── SUPPLIED DATA ──
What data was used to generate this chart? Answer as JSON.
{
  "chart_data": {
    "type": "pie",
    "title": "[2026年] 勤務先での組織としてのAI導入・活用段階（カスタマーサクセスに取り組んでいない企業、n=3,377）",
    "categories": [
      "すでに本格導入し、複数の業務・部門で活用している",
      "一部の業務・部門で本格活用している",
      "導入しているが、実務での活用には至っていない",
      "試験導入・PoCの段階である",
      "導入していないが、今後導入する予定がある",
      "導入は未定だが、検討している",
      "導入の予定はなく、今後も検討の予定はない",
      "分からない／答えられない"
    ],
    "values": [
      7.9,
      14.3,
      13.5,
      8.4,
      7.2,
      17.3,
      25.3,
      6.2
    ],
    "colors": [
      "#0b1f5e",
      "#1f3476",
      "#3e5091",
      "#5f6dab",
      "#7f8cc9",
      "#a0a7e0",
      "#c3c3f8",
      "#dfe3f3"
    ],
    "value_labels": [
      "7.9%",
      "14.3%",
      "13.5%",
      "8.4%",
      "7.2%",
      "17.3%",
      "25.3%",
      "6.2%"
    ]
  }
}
───
── SUPPLIED DATA ──
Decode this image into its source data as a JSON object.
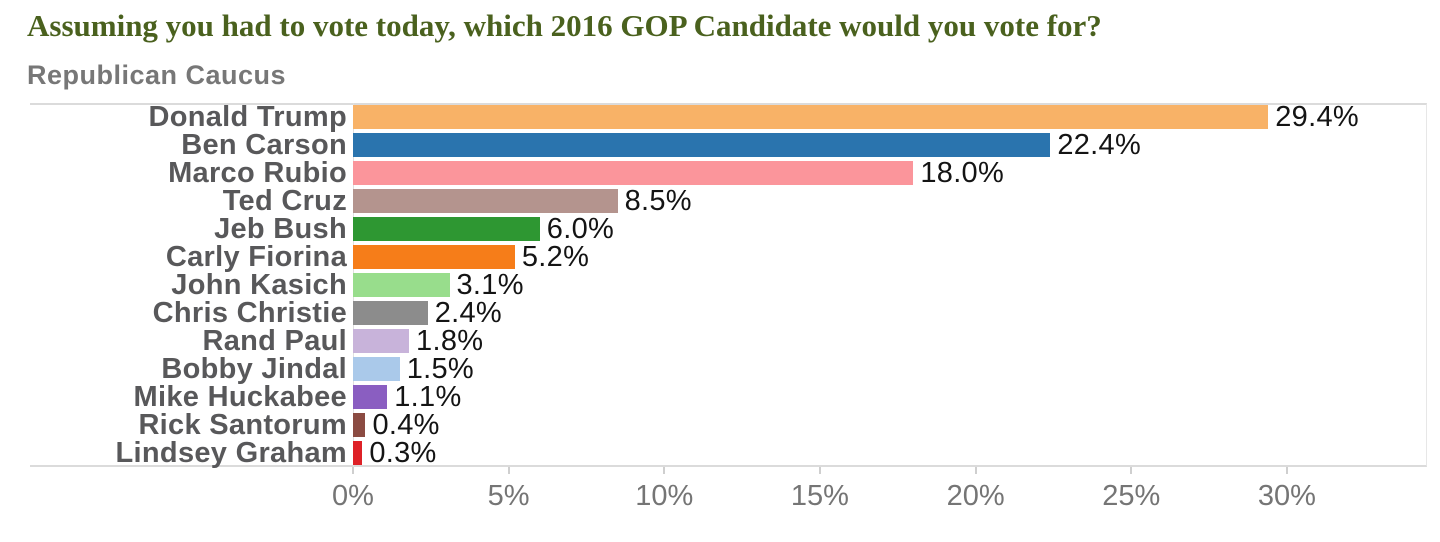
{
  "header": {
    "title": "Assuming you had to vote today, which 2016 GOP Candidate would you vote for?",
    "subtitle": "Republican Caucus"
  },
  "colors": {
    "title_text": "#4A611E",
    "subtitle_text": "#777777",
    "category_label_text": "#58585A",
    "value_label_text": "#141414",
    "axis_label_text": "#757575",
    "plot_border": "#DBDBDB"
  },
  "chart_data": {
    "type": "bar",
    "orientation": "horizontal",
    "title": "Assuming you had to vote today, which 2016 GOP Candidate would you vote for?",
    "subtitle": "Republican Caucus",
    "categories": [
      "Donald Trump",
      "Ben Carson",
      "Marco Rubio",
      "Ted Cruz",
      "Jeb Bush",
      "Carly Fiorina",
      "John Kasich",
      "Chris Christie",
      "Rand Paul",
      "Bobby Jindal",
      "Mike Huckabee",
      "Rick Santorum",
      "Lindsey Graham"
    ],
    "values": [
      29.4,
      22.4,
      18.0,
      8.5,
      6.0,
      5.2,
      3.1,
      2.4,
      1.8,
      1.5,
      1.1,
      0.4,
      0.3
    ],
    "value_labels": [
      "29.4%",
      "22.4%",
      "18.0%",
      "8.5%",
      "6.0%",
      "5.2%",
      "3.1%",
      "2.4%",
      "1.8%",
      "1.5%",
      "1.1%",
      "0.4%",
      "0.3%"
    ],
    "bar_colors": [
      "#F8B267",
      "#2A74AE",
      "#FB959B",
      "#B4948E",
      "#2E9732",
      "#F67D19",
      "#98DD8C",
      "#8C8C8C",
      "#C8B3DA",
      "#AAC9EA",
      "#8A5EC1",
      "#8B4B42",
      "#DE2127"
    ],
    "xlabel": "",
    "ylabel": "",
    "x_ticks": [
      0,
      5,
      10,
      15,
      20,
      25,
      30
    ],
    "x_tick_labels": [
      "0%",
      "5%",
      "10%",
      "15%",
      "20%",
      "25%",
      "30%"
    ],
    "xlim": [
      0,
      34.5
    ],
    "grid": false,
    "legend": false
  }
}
───
── SUPPLIED DATA ──
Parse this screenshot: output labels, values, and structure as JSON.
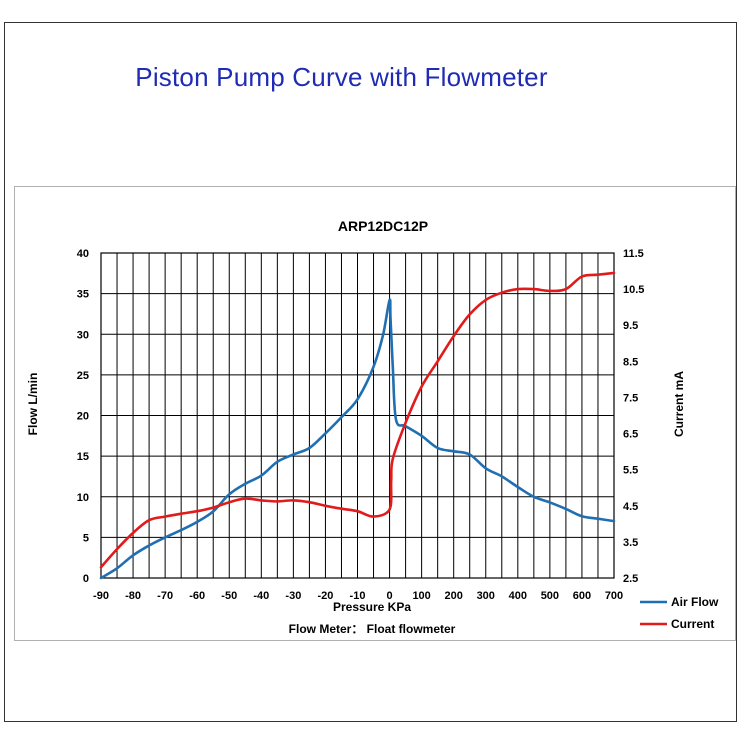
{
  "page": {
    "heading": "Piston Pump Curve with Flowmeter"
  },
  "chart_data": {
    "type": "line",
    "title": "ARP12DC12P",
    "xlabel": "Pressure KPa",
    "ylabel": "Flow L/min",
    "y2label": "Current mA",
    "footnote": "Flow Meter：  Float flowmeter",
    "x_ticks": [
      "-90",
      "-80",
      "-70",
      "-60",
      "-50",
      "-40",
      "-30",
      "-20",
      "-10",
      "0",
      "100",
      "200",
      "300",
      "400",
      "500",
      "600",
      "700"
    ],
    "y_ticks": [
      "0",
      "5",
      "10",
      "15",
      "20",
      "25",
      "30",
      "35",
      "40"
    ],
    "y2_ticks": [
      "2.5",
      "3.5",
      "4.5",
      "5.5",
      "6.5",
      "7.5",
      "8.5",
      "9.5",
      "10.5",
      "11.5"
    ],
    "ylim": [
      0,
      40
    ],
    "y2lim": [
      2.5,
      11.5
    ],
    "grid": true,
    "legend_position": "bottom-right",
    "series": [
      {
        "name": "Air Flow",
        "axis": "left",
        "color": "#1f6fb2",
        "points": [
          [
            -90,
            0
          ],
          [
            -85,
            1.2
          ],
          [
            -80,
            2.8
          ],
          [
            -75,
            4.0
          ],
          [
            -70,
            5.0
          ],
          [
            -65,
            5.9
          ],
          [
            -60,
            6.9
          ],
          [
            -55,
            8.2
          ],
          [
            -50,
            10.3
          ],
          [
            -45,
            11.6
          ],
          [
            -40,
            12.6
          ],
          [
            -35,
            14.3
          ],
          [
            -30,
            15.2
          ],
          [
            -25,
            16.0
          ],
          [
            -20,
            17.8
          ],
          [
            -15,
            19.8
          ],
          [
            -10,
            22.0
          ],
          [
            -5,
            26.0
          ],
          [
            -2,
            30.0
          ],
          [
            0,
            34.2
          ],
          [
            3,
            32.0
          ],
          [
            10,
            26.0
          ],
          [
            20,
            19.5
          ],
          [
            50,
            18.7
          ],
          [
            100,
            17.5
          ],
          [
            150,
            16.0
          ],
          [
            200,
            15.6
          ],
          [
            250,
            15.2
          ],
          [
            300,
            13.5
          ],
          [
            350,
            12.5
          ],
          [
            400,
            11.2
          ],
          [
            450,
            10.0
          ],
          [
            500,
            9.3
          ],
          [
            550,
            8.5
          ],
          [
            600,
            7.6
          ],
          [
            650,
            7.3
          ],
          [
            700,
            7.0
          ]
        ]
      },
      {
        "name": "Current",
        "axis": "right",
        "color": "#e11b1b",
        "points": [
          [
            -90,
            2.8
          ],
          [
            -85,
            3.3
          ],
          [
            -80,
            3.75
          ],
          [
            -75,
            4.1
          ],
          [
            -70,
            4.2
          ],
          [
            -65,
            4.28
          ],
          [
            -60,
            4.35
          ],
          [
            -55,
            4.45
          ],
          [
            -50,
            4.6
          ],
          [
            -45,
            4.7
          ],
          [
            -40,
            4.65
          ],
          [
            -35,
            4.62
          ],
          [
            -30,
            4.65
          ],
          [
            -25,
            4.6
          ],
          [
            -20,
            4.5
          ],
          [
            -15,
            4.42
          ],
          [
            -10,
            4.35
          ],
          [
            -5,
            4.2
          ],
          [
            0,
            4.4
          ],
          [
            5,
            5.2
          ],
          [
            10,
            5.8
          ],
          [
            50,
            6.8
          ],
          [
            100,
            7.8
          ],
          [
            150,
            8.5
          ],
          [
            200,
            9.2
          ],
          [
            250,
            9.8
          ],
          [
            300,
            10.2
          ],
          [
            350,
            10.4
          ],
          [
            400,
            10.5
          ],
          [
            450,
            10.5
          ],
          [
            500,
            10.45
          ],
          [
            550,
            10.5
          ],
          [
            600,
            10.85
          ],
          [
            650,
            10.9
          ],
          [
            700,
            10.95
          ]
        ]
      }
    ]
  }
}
───
▸ **SET PROBLEM**
Select every line of the material above holding the word "this" and copy it.

▸ **RESULT BELOW**
What data was used to generate this chart? Answer as JSON.
Decode this image into its source data as a JSON object.
Parse this screenshot: output labels, values, and structure as JSON.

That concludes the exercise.